* [RAW DATA]:
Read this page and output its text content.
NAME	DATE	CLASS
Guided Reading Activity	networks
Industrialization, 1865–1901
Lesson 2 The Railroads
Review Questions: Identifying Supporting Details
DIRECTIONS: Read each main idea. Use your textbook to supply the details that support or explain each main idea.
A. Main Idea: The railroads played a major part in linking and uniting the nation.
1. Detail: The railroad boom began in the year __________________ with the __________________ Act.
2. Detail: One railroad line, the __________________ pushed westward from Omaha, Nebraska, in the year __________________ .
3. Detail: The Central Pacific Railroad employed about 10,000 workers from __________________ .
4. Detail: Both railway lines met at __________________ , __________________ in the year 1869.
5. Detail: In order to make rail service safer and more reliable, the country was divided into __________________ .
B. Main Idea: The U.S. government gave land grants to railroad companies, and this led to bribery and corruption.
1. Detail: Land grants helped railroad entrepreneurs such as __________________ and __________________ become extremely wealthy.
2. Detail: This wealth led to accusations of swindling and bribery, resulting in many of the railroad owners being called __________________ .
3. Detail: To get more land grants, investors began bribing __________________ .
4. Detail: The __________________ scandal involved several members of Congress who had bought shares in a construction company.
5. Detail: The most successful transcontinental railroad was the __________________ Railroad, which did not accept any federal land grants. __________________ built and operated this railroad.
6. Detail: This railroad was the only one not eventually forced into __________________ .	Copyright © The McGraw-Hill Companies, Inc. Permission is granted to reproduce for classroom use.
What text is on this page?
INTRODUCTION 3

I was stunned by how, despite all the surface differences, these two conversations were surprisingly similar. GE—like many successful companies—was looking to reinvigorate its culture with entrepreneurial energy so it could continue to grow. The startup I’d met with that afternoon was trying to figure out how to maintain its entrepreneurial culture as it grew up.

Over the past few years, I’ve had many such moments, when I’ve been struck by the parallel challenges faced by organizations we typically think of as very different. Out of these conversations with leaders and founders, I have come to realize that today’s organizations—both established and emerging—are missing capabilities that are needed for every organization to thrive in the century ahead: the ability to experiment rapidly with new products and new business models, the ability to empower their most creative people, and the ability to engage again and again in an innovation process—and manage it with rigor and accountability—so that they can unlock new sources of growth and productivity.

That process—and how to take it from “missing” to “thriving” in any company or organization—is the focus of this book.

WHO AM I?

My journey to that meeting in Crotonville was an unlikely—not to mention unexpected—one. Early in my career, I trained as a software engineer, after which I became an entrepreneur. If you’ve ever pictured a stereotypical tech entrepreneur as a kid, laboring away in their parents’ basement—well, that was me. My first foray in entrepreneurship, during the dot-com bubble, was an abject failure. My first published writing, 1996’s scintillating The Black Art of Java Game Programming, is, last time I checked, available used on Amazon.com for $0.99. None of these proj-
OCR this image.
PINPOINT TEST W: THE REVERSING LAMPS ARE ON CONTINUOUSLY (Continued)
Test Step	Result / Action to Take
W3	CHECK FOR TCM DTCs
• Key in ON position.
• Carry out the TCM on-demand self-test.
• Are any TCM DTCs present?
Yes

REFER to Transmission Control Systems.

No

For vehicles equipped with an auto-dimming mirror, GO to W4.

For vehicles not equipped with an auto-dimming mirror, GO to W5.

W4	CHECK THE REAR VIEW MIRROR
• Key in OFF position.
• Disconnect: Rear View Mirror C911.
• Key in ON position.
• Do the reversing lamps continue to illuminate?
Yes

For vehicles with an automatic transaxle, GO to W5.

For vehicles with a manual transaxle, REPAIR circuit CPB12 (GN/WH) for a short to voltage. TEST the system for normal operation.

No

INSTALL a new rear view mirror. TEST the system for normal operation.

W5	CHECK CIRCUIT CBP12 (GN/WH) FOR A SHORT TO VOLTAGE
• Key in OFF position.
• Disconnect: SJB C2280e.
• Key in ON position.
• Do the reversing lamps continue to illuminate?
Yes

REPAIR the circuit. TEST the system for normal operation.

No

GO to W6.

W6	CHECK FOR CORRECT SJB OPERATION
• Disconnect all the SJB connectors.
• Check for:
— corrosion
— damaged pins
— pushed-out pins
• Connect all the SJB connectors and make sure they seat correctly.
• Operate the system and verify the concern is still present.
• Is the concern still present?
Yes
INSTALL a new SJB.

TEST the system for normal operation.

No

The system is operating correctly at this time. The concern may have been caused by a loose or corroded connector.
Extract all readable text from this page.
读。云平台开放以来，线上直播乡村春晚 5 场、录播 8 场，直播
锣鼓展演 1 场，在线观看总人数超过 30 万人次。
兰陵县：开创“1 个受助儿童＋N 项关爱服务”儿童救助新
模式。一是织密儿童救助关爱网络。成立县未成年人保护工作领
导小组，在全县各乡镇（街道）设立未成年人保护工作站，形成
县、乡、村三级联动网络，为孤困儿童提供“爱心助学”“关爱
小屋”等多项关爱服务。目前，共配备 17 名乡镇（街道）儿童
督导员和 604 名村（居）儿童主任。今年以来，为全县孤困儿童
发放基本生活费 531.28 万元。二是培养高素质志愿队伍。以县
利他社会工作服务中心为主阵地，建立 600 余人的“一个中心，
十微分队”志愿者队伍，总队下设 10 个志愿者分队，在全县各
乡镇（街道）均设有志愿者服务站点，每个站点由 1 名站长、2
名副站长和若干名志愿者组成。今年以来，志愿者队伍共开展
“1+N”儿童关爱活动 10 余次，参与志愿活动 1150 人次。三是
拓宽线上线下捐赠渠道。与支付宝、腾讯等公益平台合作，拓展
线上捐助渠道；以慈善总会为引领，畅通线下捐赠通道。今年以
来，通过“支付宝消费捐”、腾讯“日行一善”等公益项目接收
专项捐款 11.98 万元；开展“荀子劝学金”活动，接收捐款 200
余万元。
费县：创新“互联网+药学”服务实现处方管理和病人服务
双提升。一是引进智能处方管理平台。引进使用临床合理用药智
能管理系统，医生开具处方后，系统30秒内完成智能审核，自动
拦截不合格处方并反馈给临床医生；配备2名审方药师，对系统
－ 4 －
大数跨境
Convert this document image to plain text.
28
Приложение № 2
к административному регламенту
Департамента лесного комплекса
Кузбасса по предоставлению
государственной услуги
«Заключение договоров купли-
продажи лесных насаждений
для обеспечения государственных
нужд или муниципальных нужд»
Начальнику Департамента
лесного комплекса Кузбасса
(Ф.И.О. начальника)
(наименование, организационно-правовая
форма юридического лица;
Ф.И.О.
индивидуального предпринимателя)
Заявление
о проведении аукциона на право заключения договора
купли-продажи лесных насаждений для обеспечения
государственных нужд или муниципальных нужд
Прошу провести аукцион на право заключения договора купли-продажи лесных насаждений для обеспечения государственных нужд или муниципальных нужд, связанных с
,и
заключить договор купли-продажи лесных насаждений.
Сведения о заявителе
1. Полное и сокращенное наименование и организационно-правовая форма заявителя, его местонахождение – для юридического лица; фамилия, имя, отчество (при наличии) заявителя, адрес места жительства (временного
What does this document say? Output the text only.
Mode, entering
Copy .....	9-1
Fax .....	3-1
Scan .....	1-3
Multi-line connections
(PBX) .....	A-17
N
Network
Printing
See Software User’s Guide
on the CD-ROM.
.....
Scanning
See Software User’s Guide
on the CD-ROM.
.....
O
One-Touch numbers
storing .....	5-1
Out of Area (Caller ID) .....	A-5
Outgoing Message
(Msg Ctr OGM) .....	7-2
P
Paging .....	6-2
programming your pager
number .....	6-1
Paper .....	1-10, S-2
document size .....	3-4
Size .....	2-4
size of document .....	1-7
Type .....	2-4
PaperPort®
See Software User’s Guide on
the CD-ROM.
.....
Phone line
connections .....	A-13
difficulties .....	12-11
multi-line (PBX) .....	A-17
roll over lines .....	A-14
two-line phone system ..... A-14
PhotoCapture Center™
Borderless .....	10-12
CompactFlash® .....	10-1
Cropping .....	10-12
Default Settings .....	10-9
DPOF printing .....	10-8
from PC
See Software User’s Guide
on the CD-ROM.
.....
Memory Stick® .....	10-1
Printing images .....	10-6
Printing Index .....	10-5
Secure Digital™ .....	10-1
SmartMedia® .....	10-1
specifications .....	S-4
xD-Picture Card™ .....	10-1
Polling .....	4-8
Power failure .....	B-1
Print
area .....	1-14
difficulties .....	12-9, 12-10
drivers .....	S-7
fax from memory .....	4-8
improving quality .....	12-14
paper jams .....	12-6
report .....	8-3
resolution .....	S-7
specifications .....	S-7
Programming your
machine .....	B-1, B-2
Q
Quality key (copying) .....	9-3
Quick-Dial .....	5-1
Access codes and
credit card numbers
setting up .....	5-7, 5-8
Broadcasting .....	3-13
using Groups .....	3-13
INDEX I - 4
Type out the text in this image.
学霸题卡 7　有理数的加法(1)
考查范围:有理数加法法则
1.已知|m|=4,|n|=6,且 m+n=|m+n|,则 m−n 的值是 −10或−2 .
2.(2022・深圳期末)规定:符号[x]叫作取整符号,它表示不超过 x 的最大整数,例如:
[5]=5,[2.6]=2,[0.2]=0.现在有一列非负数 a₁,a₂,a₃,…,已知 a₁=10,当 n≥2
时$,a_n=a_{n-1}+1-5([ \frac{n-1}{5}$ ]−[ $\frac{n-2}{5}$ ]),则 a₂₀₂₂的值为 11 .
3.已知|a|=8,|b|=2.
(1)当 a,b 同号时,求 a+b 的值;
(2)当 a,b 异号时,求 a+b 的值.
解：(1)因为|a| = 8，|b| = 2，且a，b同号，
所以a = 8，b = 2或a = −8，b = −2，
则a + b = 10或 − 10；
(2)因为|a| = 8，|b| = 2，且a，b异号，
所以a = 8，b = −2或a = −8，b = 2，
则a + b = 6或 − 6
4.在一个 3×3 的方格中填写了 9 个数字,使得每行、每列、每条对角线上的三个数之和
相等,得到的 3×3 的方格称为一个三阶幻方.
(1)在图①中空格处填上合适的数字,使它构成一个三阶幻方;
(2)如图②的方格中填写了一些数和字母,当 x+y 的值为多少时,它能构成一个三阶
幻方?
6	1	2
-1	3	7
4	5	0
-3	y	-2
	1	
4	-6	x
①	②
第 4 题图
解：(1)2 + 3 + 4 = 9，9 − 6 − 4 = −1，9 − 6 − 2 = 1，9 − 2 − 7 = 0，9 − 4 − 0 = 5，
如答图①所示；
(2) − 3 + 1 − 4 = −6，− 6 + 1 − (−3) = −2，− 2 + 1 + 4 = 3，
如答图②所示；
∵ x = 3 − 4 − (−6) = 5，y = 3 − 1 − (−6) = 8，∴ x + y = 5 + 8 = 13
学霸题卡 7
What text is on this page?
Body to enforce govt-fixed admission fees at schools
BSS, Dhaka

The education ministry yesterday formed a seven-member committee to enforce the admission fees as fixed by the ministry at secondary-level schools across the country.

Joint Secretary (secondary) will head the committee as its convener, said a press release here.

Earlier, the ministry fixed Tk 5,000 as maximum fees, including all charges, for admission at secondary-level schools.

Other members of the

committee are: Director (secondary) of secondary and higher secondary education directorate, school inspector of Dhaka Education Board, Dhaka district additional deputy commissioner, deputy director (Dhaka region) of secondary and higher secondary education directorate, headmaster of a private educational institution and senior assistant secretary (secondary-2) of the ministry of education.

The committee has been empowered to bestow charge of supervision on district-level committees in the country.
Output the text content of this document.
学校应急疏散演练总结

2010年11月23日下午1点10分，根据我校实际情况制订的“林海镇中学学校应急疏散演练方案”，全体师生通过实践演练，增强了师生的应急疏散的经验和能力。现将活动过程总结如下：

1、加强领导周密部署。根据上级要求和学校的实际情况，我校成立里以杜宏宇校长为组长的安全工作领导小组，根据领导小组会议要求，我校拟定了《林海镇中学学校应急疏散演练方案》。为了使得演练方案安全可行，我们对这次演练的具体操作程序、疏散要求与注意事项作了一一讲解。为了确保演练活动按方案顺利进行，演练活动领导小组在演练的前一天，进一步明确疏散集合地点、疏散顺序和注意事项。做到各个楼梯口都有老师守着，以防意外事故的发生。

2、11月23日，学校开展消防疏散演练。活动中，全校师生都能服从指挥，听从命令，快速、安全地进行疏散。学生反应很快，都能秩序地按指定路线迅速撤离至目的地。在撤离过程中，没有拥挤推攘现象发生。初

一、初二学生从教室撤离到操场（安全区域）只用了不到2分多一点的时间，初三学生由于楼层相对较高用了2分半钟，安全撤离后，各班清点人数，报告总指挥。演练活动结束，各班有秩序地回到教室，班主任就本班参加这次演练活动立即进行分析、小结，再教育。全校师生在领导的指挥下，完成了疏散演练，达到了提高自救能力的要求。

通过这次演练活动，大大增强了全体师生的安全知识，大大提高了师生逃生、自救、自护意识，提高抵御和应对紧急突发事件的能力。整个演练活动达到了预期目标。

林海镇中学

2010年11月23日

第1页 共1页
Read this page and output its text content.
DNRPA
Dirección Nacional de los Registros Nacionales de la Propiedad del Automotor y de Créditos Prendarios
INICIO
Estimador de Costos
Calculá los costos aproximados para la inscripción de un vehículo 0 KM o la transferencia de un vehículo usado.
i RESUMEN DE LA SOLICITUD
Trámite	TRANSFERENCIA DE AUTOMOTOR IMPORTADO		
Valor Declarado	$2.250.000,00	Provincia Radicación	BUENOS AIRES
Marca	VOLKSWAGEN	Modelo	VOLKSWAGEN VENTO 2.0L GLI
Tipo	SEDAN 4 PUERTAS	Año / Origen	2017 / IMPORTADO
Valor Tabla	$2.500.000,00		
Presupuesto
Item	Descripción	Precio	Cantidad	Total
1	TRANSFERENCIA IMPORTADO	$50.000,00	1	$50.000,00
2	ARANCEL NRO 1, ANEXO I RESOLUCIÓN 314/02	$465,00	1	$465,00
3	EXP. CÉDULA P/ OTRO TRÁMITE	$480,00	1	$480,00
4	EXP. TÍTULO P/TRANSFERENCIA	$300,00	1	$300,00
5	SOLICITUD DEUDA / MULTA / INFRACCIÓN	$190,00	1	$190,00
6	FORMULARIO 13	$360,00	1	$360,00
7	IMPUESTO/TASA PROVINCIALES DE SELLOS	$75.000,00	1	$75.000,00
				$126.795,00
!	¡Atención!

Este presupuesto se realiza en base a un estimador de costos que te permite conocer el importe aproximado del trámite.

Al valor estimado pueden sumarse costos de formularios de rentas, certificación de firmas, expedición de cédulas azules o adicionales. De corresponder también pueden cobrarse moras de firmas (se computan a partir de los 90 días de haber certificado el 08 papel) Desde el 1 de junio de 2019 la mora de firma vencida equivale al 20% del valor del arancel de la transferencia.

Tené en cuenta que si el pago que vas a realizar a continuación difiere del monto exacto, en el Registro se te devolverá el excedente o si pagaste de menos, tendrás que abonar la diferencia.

* [REQUIREMENT]: Each line with the string "bribery" in it needs to be found and copied.

* [ANSWER FOR THIS EXERCISE]:
B. Main Idea: The U.S. government gave land grants to railroad companies, and this led to bribery and corruption.
2. Detail: This wealth led to accusations of swindling and bribery, resulting in many of the railroad owners being called __________________ .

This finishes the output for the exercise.